### TASK STATEMENT
Every entry below should be transcribed exactly; pictures stay out of the copy.

### DATASET
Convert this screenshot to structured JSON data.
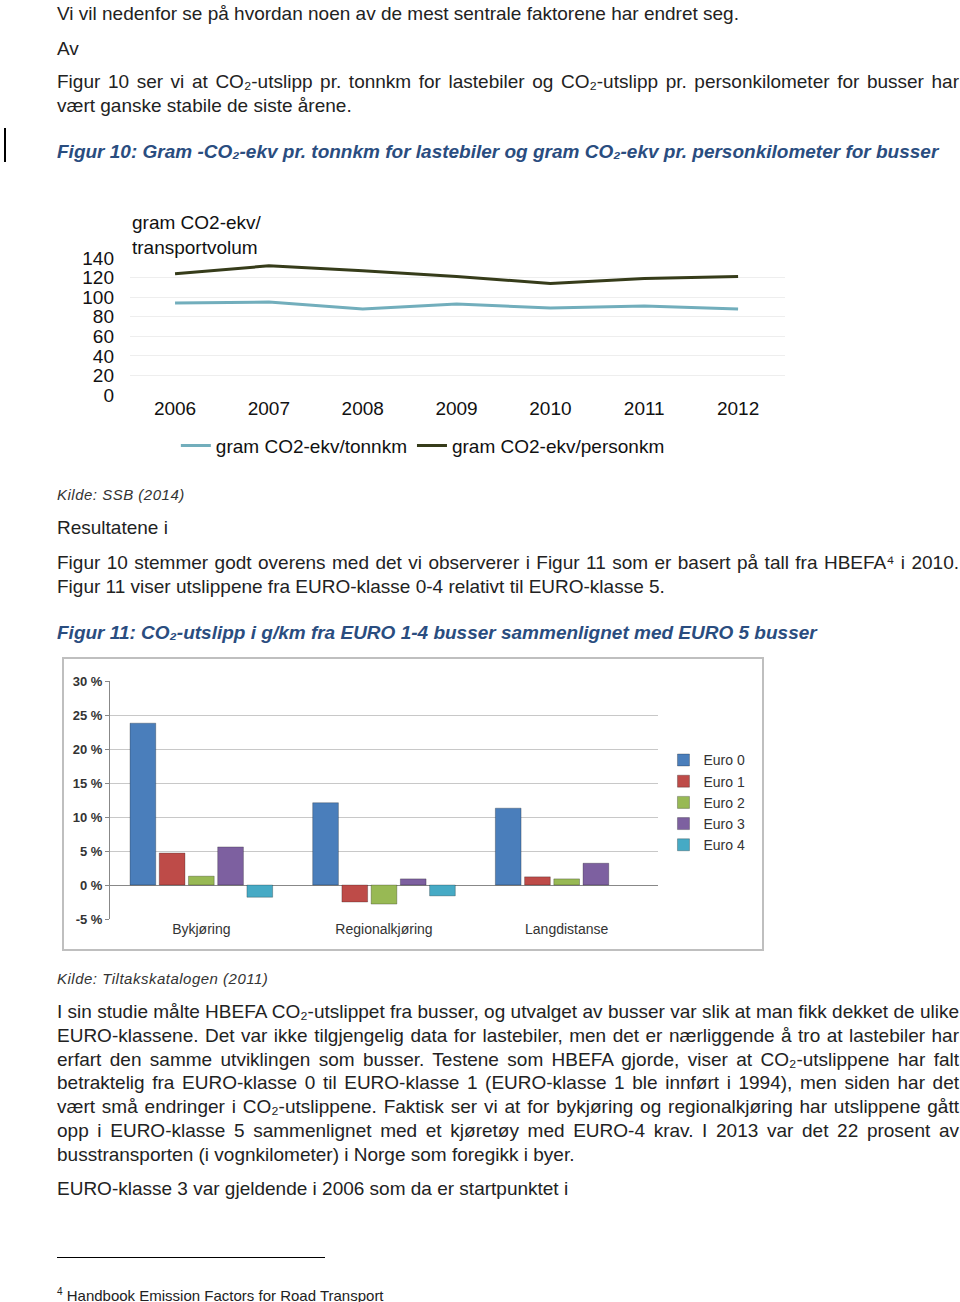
{
  "page": {
    "intro": "Vi vil nedenfor se på hvordan noen av de mest sentrale faktorene har endret seg.",
    "av": "Av",
    "para1": "Figur 10 ser vi at CO₂-utslipp pr. tonnkm for lastebiler og CO₂-utslipp pr. personkilometer for busser har vært ganske stabile de siste årene.",
    "fig10_caption": "Figur 10: Gram -CO₂-ekv pr. tonnkm for lastebiler og gram CO₂-ekv pr. personkilometer for busser",
    "fig10_source": "Kilde: SSB (2014)",
    "resultatene": "Resultatene i",
    "para2": "Figur 10 stemmer godt overens med det vi observerer i Figur 11 som er basert på tall fra HBEFA⁴ i 2010. Figur 11 viser utslippene fra EURO-klasse 0-4 relativt til EURO-klasse 5.",
    "fig11_caption": "Figur 11: CO₂-utslipp i g/km fra EURO 1-4 busser sammenlignet med EURO 5 busser",
    "fig11_source": "Kilde: Tiltakskatalogen (2011)",
    "para3": "I sin studie målte HBEFA CO₂-utslippet fra busser, og utvalget av busser var slik at man fikk dekket de ulike EURO-klassene. Det var ikke tilgjengelig data for lastebiler, men det er nærliggende å tro at lastebiler har erfart den samme utviklingen som busser. Testene som HBEFA gjorde, viser at CO₂-utslippene har falt betraktelig fra EURO-klasse 0 til EURO-klasse 1 (EURO-klasse 1 ble innført i 1994), men siden har det vært små endringer i CO₂-utslippene. Faktisk ser vi at for bykjøring og regionalkjøring har utslippene gått opp i EURO-klasse 5 sammenlignet med et kjøretøy med EURO-4 krav. I 2013 var det 22 prosent av busstransporten (i vognkilometer) i Norge som foregikk i byer.",
    "para4": "EURO-klasse 3 var gjeldende i 2006 som da er startpunktet i",
    "footnote_mark": "4",
    "footnote_text": "Handbook Emission Factors for Road Transport"
  },
  "chart_data": [
    {
      "type": "line",
      "y_label": "gram CO2-ekv/ transportvolum",
      "categories": [
        "2006",
        "2007",
        "2008",
        "2009",
        "2010",
        "2011",
        "2012"
      ],
      "series": [
        {
          "name": "gram CO2-ekv/tonnkm",
          "color": "#72aebc",
          "values": [
            94,
            95,
            88,
            93,
            89,
            91,
            88
          ]
        },
        {
          "name": "gram CO2-ekv/personkm",
          "color": "#363c1a",
          "values": [
            124,
            132,
            127,
            121,
            114,
            119,
            121
          ]
        }
      ],
      "ylim": [
        0,
        140
      ],
      "yticks": [
        0,
        20,
        40,
        60,
        80,
        100,
        120,
        140
      ],
      "grid": true,
      "legend": "bottom"
    },
    {
      "type": "bar",
      "categories": [
        "Bykjøring",
        "Regionalkjøring",
        "Langdistanse"
      ],
      "series": [
        {
          "name": "Euro 0",
          "color": "#4a7ebb",
          "values": [
            23.8,
            12.1,
            11.3
          ]
        },
        {
          "name": "Euro 1",
          "color": "#be4b48",
          "values": [
            4.7,
            -2.5,
            1.2
          ]
        },
        {
          "name": "Euro 2",
          "color": "#98b954",
          "values": [
            1.3,
            -2.8,
            0.9
          ]
        },
        {
          "name": "Euro 3",
          "color": "#7d60a0",
          "values": [
            5.6,
            0.9,
            3.2
          ]
        },
        {
          "name": "Euro 4",
          "color": "#46aac5",
          "values": [
            -1.8,
            -1.6,
            null
          ]
        }
      ],
      "ylim": [
        -5,
        30
      ],
      "yticks": [
        {
          "value": -5,
          "label": "-5 %"
        },
        {
          "value": 0,
          "label": "0 %"
        },
        {
          "value": 5,
          "label": "5 %"
        },
        {
          "value": 10,
          "label": "10 %"
        },
        {
          "value": 15,
          "label": "15 %"
        },
        {
          "value": 20,
          "label": "20 %"
        },
        {
          "value": 25,
          "label": "25 %"
        },
        {
          "value": 30,
          "label": "30 %"
        }
      ],
      "grid": true,
      "legend": "right"
    }
  ]
}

### FULL RESPONSE
Convert this screenshot to structured JSON data.
{
  "page": {
    "intro": "Vi vil nedenfor se på hvordan noen av de mest sentrale faktorene har endret seg.",
    "av": "Av",
    "para1": "Figur 10 ser vi at CO₂-utslipp pr. tonnkm for lastebiler og CO₂-utslipp pr. personkilometer for busser har vært ganske stabile de siste årene.",
    "fig10_caption": "Figur 10: Gram -CO₂-ekv pr. tonnkm for lastebiler og gram CO₂-ekv pr. personkilometer for busser",
    "fig10_source": "Kilde: SSB (2014)",
    "resultatene": "Resultatene i",
    "para2": "Figur 10 stemmer godt overens med det vi observerer i Figur 11 som er basert på tall fra HBEFA⁴ i 2010. Figur 11 viser utslippene fra EURO-klasse 0-4 relativt til EURO-klasse 5.",
    "fig11_caption": "Figur 11: CO₂-utslipp i g/km fra EURO 1-4 busser sammenlignet med EURO 5 busser",
    "fig11_source": "Kilde: Tiltakskatalogen (2011)",
    "para3": "I sin studie målte HBEFA CO₂-utslippet fra busser, og utvalget av busser var slik at man fikk dekket de ulike EURO-klassene. Det var ikke tilgjengelig data for lastebiler, men det er nærliggende å tro at lastebiler har erfart den samme utviklingen som busser. Testene som HBEFA gjorde, viser at CO₂-utslippene har falt betraktelig fra EURO-klasse 0 til EURO-klasse 1 (EURO-klasse 1 ble innført i 1994), men siden har det vært små endringer i CO₂-utslippene. Faktisk ser vi at for bykjøring og regionalkjøring har utslippene gått opp i EURO-klasse 5 sammenlignet med et kjøretøy med EURO-4 krav. I 2013 var det 22 prosent av busstransporten (i vognkilometer) i Norge som foregikk i byer.",
    "para4": "EURO-klasse 3 var gjeldende i 2006 som da er startpunktet i",
    "footnote_mark": "4",
    "footnote_text": "Handbook Emission Factors for Road Transport"
  },
  "chart_data": [
    {
      "type": "line",
      "y_label": "gram CO2-ekv/ transportvolum",
      "categories": [
        "2006",
        "2007",
        "2008",
        "2009",
        "2010",
        "2011",
        "2012"
      ],
      "series": [
        {
          "name": "gram CO2-ekv/tonnkm",
          "color": "#72aebc",
          "values": [
            94,
            95,
            88,
            93,
            89,
            91,
            88
          ]
        },
        {
          "name": "gram CO2-ekv/personkm",
          "color": "#363c1a",
          "values": [
            124,
            132,
            127,
            121,
            114,
            119,
            121
          ]
        }
      ],
      "ylim": [
        0,
        140
      ],
      "yticks": [
        0,
        20,
        40,
        60,
        80,
        100,
        120,
        140
      ],
      "grid": true,
      "legend": "bottom"
    },
    {
      "type": "bar",
      "categories": [
        "Bykjøring",
        "Regionalkjøring",
        "Langdistanse"
      ],
      "series": [
        {
          "name": "Euro 0",
          "color": "#4a7ebb",
          "values": [
            23.8,
            12.1,
            11.3
          ]
        },
        {
          "name": "Euro 1",
          "color": "#be4b48",
          "values": [
            4.7,
            -2.5,
            1.2
          ]
        },
        {
          "name": "Euro 2",
          "color": "#98b954",
          "values": [
            1.3,
            -2.8,
            0.9
          ]
        },
        {
          "name": "Euro 3",
          "color": "#7d60a0",
          "values": [
            5.6,
            0.9,
            3.2
          ]
        },
        {
          "name": "Euro 4",
          "color": "#46aac5",
          "values": [
            -1.8,
            -1.6,
            null
          ]
        }
      ],
      "ylim": [
        -5,
        30
      ],
      "yticks": [
        {
          "value": -5,
          "label": "-5 %"
        },
        {
          "value": 0,
          "label": "0 %"
        },
        {
          "value": 5,
          "label": "5 %"
        },
        {
          "value": 10,
          "label": "10 %"
        },
        {
          "value": 15,
          "label": "15 %"
        },
        {
          "value": 20,
          "label": "20 %"
        },
        {
          "value": 25,
          "label": "25 %"
        },
        {
          "value": 30,
          "label": "30 %"
        }
      ],
      "grid": true,
      "legend": "right"
    }
  ]
}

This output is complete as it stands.